Data extracted from a collection:
---+---

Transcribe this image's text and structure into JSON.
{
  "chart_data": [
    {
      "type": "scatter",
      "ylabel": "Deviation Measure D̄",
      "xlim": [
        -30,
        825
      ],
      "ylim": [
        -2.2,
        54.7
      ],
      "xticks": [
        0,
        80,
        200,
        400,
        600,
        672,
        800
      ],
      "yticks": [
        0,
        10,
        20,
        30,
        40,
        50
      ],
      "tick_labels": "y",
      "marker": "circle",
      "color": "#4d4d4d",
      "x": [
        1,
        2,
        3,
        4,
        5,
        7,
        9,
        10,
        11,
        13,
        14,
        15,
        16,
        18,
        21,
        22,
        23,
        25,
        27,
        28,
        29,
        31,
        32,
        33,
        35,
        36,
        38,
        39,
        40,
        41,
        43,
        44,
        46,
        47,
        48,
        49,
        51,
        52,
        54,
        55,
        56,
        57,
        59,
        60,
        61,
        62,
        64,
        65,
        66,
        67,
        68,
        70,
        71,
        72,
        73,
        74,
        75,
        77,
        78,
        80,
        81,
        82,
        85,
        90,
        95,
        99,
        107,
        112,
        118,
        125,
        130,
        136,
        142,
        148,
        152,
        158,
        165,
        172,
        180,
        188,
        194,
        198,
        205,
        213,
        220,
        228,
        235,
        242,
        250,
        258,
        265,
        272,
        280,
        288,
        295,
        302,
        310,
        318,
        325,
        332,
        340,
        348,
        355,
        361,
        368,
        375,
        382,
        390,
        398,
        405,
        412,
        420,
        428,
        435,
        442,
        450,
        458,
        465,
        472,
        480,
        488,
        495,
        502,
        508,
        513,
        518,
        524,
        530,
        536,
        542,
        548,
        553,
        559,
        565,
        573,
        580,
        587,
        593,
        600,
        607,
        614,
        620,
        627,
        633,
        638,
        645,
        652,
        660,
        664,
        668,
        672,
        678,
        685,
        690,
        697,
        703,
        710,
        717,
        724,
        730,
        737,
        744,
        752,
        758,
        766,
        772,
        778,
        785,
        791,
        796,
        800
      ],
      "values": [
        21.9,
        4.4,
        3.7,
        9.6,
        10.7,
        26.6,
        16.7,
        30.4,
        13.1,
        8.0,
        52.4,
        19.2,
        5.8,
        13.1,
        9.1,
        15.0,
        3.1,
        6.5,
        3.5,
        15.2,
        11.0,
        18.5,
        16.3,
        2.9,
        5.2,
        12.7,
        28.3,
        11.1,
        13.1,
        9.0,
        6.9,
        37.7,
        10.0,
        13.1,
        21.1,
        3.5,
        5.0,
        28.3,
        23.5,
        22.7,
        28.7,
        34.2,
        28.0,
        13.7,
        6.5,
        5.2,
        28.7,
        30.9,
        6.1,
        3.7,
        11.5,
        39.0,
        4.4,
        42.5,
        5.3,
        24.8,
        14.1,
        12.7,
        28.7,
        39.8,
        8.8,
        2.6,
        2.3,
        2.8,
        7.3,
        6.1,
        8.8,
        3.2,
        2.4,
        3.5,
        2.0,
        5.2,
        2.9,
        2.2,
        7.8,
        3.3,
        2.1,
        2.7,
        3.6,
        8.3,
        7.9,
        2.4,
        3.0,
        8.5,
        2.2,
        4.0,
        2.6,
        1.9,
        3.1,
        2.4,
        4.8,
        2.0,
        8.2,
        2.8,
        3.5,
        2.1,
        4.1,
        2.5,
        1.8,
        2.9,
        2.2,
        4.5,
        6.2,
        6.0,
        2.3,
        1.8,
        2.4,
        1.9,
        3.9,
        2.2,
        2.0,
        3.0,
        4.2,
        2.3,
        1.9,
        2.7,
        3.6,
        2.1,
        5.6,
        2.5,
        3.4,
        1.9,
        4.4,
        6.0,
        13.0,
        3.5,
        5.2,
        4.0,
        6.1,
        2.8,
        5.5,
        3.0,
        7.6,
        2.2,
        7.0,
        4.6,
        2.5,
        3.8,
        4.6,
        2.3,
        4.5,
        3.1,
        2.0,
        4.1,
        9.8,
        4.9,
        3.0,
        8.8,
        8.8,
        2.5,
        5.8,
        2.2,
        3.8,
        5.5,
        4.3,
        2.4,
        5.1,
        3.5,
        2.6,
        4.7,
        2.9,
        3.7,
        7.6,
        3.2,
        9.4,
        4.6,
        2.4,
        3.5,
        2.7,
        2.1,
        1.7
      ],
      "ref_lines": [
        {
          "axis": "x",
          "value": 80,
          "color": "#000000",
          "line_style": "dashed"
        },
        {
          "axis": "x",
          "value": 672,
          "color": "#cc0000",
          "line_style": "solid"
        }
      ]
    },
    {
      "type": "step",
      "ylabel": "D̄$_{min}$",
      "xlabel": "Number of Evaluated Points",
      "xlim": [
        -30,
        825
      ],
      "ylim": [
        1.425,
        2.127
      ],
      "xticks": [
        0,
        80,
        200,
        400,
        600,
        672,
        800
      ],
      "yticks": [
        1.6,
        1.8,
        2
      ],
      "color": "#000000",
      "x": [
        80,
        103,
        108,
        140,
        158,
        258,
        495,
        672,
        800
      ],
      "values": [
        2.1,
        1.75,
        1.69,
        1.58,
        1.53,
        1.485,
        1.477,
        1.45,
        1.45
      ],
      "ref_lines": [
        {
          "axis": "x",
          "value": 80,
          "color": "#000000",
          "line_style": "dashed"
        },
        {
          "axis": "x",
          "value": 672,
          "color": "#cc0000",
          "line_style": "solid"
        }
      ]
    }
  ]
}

---+---

- Stated exercise: Among the lines of the records above, count those holding the string "ylabel", and report only the number.

- Output for this task: 2